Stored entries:
——
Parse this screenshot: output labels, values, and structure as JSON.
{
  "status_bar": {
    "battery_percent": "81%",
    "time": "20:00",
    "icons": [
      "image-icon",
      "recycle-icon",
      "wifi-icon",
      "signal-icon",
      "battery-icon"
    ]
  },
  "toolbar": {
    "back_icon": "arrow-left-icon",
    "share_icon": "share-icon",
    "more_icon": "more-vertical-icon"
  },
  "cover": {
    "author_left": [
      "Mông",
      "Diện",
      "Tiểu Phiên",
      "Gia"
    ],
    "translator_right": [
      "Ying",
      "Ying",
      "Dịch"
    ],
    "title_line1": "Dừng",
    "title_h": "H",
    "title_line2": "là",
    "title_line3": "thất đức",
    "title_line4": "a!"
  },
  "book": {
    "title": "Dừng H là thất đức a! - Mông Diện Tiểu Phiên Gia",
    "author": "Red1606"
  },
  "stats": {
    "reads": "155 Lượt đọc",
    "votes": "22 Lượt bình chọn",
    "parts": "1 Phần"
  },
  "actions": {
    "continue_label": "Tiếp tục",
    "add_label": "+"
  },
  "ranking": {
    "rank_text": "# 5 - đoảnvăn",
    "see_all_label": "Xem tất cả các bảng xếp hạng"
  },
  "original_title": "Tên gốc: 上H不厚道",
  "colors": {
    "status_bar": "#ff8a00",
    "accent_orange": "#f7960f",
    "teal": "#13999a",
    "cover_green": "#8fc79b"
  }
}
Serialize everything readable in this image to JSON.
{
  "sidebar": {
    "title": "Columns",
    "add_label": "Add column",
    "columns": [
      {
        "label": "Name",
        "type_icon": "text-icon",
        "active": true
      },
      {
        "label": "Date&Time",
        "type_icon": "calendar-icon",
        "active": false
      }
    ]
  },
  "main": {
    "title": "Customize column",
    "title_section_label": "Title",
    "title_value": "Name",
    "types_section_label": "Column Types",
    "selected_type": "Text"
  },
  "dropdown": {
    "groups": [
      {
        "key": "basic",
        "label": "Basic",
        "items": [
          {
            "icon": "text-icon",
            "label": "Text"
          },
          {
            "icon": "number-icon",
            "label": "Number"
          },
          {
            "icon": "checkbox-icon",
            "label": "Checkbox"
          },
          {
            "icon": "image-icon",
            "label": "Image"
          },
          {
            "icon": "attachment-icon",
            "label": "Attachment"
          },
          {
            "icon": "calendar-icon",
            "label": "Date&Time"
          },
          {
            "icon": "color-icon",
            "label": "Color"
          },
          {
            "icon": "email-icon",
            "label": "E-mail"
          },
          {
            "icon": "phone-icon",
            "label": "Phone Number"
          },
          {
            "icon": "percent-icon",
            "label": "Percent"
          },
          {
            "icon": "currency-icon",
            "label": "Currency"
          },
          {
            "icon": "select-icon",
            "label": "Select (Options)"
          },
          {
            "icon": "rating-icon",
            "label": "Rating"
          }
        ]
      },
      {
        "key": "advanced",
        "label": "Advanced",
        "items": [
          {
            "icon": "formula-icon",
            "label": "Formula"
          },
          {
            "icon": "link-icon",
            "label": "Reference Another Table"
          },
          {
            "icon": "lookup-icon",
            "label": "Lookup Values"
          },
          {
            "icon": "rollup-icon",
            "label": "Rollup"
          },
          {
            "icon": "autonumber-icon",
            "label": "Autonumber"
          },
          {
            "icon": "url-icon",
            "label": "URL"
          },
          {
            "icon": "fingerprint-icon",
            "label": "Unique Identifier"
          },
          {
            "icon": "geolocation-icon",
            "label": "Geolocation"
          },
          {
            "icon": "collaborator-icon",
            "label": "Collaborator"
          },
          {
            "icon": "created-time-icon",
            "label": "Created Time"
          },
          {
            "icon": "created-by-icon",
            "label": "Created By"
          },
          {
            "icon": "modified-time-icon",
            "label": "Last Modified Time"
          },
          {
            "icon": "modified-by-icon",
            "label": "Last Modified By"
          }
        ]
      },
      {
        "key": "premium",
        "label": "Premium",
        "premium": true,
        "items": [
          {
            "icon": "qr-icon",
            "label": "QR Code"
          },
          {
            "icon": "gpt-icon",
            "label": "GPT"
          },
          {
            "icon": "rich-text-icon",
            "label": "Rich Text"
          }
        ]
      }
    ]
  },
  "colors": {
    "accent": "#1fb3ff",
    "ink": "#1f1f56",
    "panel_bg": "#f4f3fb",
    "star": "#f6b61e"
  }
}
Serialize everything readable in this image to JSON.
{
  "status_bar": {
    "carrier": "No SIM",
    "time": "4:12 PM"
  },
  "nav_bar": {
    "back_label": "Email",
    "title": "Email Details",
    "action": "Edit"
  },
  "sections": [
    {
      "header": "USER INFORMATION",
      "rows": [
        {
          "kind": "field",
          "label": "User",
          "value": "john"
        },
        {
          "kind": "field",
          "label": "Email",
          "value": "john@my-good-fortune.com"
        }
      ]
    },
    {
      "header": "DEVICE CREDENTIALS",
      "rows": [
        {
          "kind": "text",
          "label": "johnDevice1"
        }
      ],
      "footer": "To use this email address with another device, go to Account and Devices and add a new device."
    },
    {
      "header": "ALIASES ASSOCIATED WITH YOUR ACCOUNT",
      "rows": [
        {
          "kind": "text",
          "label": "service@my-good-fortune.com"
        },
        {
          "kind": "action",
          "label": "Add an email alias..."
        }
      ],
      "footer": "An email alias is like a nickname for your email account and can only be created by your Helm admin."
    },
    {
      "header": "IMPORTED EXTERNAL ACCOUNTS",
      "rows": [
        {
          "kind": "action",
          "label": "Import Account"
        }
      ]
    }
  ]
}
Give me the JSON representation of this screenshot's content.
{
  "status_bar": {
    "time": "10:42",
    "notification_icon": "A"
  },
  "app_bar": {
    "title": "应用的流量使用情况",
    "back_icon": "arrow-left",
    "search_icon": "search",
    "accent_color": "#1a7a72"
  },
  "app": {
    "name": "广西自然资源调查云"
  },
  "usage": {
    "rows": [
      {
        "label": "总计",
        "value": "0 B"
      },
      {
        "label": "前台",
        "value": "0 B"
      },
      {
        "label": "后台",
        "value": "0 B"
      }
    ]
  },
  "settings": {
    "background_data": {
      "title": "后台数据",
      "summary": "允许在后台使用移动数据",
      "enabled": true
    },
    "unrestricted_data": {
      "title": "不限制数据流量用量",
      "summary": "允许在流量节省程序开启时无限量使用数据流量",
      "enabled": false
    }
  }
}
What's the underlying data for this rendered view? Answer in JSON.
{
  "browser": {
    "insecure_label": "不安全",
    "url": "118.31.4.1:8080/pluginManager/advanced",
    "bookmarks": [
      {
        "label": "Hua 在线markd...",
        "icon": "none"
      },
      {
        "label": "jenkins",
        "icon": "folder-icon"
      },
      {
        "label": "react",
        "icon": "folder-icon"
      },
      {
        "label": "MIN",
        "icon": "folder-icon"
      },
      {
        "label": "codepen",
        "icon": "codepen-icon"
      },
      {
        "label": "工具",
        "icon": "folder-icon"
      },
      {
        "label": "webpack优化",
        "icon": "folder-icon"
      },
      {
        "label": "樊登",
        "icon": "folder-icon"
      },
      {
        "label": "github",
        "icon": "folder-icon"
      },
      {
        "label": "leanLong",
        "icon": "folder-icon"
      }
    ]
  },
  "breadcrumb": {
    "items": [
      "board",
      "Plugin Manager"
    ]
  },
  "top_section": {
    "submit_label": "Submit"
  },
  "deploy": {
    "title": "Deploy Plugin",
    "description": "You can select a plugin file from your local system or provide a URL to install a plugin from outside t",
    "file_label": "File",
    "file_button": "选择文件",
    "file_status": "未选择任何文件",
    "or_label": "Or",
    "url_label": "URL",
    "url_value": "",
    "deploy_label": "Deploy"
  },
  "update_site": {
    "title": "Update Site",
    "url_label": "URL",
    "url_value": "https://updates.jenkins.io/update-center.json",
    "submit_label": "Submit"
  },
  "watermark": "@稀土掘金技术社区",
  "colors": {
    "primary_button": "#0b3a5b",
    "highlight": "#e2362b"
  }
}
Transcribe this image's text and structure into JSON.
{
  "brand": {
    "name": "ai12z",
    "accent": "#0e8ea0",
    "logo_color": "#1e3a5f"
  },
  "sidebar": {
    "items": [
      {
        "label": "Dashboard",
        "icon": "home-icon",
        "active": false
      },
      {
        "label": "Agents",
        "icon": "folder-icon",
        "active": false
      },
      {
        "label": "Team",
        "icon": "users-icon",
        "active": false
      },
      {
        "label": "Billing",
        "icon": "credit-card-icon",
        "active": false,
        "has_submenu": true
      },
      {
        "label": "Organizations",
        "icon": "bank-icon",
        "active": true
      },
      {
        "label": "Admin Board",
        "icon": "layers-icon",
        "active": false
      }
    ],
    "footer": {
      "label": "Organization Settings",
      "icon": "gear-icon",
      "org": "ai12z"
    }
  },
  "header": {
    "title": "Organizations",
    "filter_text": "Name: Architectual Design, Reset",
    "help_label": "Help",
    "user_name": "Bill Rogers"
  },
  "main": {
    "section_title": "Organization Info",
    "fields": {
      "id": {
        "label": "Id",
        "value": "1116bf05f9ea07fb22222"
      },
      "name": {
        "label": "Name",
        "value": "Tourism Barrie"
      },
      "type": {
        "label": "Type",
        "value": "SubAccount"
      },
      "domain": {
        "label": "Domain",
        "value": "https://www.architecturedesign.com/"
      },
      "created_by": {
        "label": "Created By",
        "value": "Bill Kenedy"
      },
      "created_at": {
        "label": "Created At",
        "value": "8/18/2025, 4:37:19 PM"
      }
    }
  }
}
——
TASK TO COMPLETE:
Return every line holding the word "Dừng" from the records.

EXERCISE SOLUTION:
    "title_line1": "Dừng",
    "title": "Dừng H là thất đức a! - Mông Diện Tiểu Phiên Gia",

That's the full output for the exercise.